[Element location data]
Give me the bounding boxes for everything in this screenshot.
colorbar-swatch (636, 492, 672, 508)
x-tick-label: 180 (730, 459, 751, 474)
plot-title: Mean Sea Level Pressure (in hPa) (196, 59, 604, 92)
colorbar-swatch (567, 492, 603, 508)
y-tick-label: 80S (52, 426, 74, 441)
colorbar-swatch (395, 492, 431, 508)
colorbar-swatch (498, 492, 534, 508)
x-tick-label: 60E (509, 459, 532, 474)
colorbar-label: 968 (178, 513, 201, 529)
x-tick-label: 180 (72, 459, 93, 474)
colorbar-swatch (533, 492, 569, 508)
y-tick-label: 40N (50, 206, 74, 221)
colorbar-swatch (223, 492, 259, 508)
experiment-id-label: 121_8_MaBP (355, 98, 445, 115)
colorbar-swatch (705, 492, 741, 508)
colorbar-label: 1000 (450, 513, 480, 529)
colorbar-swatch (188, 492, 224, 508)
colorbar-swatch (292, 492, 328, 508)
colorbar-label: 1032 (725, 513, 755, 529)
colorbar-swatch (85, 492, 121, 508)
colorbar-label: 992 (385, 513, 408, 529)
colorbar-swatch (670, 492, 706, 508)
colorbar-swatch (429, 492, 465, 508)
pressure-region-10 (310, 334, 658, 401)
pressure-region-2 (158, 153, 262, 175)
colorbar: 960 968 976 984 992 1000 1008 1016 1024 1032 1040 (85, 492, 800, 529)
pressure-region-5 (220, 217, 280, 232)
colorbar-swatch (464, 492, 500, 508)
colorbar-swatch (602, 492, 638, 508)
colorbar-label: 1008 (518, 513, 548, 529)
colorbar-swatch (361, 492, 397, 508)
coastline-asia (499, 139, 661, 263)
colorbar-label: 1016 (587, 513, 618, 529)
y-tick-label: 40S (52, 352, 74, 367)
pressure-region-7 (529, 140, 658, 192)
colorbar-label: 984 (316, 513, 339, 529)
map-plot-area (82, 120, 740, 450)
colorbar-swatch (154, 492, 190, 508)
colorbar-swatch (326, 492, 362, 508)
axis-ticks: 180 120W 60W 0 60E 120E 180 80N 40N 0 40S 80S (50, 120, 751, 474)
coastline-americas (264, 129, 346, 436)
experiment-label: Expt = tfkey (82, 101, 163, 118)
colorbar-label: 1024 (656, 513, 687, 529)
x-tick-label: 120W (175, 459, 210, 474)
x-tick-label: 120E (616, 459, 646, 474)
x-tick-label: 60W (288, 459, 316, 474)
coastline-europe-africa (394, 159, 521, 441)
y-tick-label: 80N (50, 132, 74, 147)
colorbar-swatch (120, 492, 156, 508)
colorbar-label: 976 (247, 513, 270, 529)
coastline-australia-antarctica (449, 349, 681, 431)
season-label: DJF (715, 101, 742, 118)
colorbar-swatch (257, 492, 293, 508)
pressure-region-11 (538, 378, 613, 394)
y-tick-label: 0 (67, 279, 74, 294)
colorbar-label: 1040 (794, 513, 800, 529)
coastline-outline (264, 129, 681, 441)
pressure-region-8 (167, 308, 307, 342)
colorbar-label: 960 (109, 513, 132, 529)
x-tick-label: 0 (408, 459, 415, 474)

* * *

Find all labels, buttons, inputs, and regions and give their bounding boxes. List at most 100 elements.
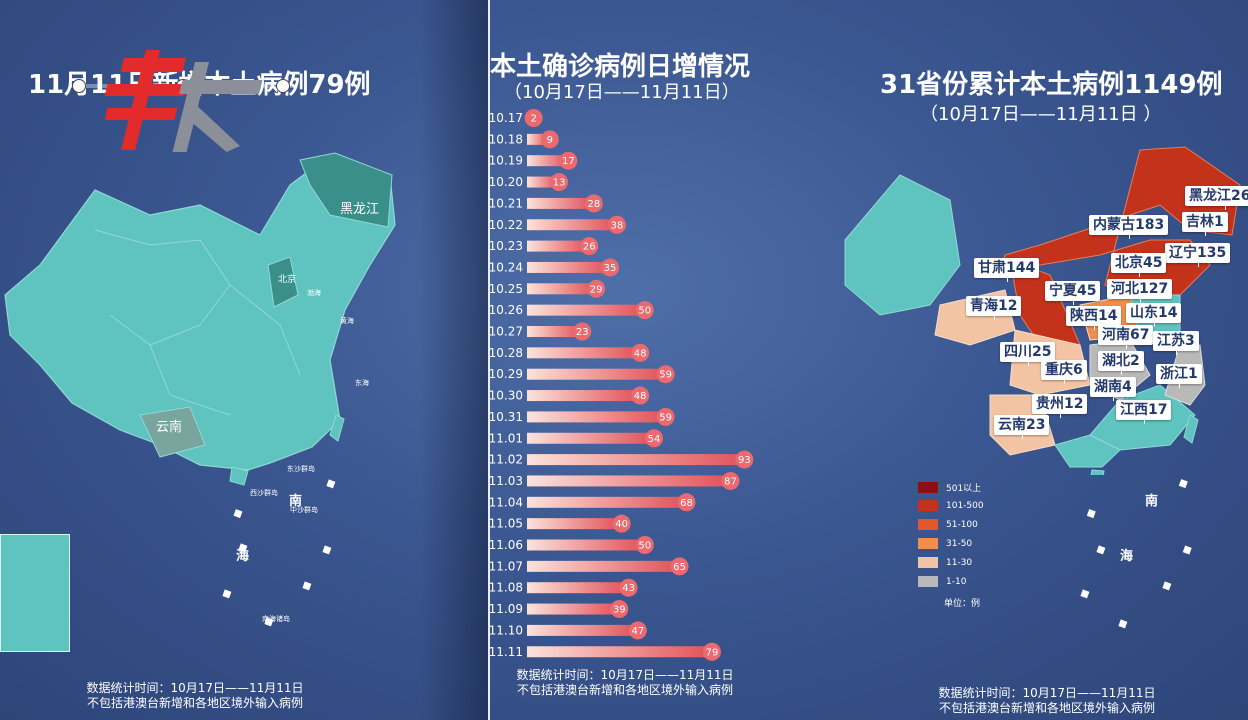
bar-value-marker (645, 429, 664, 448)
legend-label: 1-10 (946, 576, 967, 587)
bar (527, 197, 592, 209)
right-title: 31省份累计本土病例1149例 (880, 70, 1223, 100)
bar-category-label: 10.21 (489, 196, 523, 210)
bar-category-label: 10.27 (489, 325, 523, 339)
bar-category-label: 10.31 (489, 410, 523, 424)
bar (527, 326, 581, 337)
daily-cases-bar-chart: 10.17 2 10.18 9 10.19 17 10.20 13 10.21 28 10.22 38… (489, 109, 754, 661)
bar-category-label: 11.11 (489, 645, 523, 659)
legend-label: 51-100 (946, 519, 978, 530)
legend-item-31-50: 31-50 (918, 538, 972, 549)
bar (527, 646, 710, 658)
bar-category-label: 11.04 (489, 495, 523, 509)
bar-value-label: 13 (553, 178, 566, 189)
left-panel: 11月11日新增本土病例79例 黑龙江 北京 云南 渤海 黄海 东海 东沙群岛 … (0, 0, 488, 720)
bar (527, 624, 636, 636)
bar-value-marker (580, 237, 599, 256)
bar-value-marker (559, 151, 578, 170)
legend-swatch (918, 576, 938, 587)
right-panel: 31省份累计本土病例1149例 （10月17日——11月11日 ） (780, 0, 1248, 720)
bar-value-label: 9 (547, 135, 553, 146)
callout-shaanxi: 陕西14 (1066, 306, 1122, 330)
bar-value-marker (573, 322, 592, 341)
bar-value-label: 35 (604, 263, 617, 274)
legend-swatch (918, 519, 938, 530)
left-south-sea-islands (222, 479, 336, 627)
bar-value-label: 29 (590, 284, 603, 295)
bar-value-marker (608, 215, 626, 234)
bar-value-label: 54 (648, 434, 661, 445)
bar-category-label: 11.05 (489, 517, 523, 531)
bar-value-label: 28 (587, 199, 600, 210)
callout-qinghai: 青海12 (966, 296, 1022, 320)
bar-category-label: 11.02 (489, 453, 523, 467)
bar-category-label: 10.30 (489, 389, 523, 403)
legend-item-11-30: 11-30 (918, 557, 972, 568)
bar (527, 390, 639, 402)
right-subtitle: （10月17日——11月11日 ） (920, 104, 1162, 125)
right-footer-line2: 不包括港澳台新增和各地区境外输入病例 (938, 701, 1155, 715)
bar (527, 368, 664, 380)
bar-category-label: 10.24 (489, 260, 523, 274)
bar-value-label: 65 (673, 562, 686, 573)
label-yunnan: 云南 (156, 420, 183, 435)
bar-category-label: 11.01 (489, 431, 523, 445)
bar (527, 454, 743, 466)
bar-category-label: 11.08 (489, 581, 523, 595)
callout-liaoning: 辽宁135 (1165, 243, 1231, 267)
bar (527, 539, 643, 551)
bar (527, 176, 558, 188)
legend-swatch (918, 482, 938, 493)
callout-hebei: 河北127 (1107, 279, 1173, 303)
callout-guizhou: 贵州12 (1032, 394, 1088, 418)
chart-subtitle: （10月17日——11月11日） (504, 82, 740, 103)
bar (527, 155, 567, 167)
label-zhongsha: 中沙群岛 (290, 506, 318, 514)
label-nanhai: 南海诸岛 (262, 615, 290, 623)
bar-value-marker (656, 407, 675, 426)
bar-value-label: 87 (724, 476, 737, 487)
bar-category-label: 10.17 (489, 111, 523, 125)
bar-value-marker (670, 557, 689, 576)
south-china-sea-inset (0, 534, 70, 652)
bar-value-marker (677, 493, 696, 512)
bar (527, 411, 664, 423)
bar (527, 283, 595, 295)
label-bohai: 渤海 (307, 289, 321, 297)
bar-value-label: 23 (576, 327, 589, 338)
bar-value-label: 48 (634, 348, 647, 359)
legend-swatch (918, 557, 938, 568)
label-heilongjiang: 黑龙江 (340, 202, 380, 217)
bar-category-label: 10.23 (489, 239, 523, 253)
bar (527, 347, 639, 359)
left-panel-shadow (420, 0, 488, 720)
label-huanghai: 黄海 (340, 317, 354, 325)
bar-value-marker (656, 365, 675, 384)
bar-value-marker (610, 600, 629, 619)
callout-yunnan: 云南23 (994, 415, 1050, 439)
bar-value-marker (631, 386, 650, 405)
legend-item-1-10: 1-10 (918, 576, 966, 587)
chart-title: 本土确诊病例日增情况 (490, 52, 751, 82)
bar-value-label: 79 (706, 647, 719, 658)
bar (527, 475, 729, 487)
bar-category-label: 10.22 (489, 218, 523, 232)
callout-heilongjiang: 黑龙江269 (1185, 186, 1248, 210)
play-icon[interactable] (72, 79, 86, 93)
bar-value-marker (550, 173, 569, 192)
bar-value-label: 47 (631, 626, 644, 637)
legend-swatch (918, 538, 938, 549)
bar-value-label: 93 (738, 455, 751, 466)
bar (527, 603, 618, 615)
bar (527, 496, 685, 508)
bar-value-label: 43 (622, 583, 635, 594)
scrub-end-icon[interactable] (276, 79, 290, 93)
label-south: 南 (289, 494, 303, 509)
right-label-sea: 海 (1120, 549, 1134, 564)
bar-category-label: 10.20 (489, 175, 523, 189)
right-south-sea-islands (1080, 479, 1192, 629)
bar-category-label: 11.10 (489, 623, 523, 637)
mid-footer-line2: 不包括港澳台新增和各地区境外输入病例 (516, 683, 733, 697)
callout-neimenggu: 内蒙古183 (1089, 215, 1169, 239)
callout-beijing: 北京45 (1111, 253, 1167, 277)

* Problem description *
Recast every line from the one containing "bar-value-marker (645, 429, 664, 448)" down to the one containing "bar (527, 326, 581, 337)", both included, as a JSON list of strings with one string per line and blank lines left out.

* Output of the task *
[
  "bar-value-marker (645, 429, 664, 448)",
  "legend-label: 1-10 (946, 576, 967, 587)",
  "bar (527, 197, 592, 209)",
  "right-title: 31省份累计本土病例1149例 (880, 70, 1223, 100)",
  "bar-category-label: 10.21 (489, 196, 523, 210)",
  "bar-category-label: 10.27 (489, 325, 523, 339)",
  "bar-category-label: 10.31 (489, 410, 523, 424)",
  "bar (527, 326, 581, 337)"
]